● Aufgabenliste
**A.** Welche Position hat Sofia Bennerstål laut dem Artikel über Teslas FSD-Testfahrten in Jönköping?
**B.** Setze den Artikel über Teslas FSD-Testfahrten in Jönköping nach seinem letzten Satz fort.

● Textauszug
++++++++
FSD in Europa: Tesla beantragt Testfahrten in Jönköping

Constantin Hoffmann

Constantin Hoffmann

FSD in Europa: Tesla beantragt Testfahrten in Jönköping

Tesla weitet seine Erprobung für das "Full Self-Driving" (FSD) in Europa aus und hat nun offizielle Testfahrten in der schwedischen Stadt Jönköping beantragt. Ziel ist die Validierung der Software unter spezifischen europäischen Verkehrsbedingungen, um die notwendigen Daten für eine künftige behördliche Zulassung in der EU zu sammeln.

Tesla auf schwedischen Straßen: FSD-Expansion erreicht Jönköping

Der kalifornische E-Auto-Pionier Tesla intensiviert seine Bemühungen, das "Full Self-Driving" (FSD)-System fit für europäische Straßen zu machen. Neueste Berichte aus Skandinavien bestätigen, dass Tesla bei der Stadtverwaltung von Jönköping offiziell die Genehmigung für Testfahrten im öffentlichen Raum beantragt hat. Schweden entwickelt sich damit immer mehr zum zentralen Testlabor für Teslas autonomes Fahren in Europa.

Warum ausgerechnet Jönköping?

Die Wahl auf Jönköping ist kein Zufall. Die Stadt gilt als wichtiger Verkehrsknotenpunkt in Südschweden und bietet eine komplexe Mischung aus städtischen Kreisverkehren, engen Gassen und spezifischen nordischen Straßenmarkierungen. Ähnlich wie Tesla in Australien die berüchtigten "Hook Turns" in Melbourne trainierte, geht es in Schweden darum, die KI auf die Besonderheiten des europäischen Rechtsverkehrs und die hiesige Infrastruktur zu trimmen.

Parameter Details zum Testprogramm
Testregion Jönköping, Schweden (Stadtgebiet)
Fahrzeugflotte Tesla-eigene Testwagen (keine Kundenfahrzeuge)
Überwachung Zwingend durch geschulte Sicherheitsfahrer
Ziel Validierung für europäische Regulierungsbehörden

Sicherheitsfahrer statt Endkunden

Wichtig für Tesla-Besitzer in Europa: Die aktuelle Beantragung bedeutet nicht, dass das FSD-Update unmittelbar für alle schwedischen Kunden freigeschaltet wird. Wie Sofia Bennerstål, Teslas Head of Public Policy für Nordeuropa, bestätigte, wird die Erprobung ausschließlich durch professionelle Testfahrer durchgeführt. Diese sammeln wertvolle Daten, um die Software auf Szenarien zu trainieren, die in Nordamerika so nicht existieren – etwa extrem schmale Fahrspuren oder spezielle Fahrradweg-Führungen.
++++++++
● Bereitgestellte Datensätze
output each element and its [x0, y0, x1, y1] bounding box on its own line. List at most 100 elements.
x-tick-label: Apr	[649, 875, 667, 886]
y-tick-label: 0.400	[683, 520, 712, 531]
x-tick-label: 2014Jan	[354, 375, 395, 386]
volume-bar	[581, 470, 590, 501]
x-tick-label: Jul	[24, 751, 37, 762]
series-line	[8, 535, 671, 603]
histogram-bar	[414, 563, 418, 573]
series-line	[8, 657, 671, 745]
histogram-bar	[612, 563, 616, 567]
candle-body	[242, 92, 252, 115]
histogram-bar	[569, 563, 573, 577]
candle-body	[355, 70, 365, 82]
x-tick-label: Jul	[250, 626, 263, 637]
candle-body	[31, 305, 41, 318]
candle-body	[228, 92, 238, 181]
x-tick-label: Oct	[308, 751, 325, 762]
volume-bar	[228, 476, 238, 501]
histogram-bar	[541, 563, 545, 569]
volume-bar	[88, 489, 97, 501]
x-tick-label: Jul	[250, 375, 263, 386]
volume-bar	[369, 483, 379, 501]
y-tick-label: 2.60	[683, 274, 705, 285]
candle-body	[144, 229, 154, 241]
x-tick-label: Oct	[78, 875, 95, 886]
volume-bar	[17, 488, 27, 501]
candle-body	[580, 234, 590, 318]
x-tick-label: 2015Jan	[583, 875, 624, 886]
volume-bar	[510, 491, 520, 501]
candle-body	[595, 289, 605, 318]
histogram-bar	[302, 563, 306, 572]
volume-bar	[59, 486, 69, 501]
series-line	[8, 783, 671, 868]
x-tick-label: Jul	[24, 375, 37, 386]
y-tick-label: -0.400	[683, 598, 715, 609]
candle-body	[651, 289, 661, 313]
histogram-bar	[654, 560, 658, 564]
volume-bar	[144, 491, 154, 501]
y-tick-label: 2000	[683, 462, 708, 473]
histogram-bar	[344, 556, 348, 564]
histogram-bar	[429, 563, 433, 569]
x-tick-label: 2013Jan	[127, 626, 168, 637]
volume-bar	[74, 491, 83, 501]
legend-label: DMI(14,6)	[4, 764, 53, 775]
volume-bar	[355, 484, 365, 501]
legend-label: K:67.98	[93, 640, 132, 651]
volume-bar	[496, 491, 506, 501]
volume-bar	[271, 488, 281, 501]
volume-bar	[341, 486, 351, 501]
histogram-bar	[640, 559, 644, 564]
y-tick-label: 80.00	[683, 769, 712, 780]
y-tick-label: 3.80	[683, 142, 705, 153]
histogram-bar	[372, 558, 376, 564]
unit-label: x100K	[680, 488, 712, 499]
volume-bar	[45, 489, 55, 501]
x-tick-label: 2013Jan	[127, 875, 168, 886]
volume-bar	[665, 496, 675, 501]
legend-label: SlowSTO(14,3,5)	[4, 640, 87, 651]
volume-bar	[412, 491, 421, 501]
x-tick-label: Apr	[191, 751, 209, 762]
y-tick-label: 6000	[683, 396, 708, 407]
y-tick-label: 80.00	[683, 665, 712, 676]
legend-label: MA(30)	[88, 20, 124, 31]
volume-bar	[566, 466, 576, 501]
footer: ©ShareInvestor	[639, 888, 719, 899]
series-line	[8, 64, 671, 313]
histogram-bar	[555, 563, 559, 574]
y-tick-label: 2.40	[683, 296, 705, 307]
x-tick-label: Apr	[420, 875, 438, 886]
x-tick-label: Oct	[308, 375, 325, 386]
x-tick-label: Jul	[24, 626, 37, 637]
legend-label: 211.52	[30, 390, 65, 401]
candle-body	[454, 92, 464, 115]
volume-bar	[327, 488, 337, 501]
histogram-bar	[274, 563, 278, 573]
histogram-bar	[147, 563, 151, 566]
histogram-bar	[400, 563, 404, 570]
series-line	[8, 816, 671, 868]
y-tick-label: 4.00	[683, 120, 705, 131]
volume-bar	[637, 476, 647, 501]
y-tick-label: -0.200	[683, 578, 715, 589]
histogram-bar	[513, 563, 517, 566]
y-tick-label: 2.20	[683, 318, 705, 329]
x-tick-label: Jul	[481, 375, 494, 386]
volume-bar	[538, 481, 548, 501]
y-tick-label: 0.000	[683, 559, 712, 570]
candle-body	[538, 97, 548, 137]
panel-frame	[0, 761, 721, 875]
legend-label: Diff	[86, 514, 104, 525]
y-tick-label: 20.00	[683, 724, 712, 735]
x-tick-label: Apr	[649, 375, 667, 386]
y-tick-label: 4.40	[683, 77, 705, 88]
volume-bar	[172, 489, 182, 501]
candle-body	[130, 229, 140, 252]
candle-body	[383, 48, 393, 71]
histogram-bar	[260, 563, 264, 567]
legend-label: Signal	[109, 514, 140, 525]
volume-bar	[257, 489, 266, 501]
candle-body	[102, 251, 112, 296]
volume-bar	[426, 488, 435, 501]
++++++++
● Erwartete Ergebnisse
**A.** Sie ist Teslas Head of Public Policy für Nordeuropa.

**B.**
"Unsere bisherigen Tests in der Region waren äußerst zufriedenstellend. Der nächste logische Schritt ist die Ausweitung auf komplexere städtische Umgebungen wie Jönköping." — Sofia Bennerstål, Tesla Public Policy

Der steinige Weg zur EU-Zulassung

Während FSD (Supervised) in den USA bereits weite Verbreitung findet, bremsen in Europa strengere Richtlinien der UNECE den Rollout. Die Tests in Schweden dienen als Beweisgrundlage für die Sicherheit des Systems. Tesla muss nachweisen, dass die KI nicht nur unter kalifornischer Sonne, sondern auch bei nordischem Schmuddelwetter und auf komplexen europäischen Kreuzungen zuverlässiger agiert als ein menschlicher Fahrer.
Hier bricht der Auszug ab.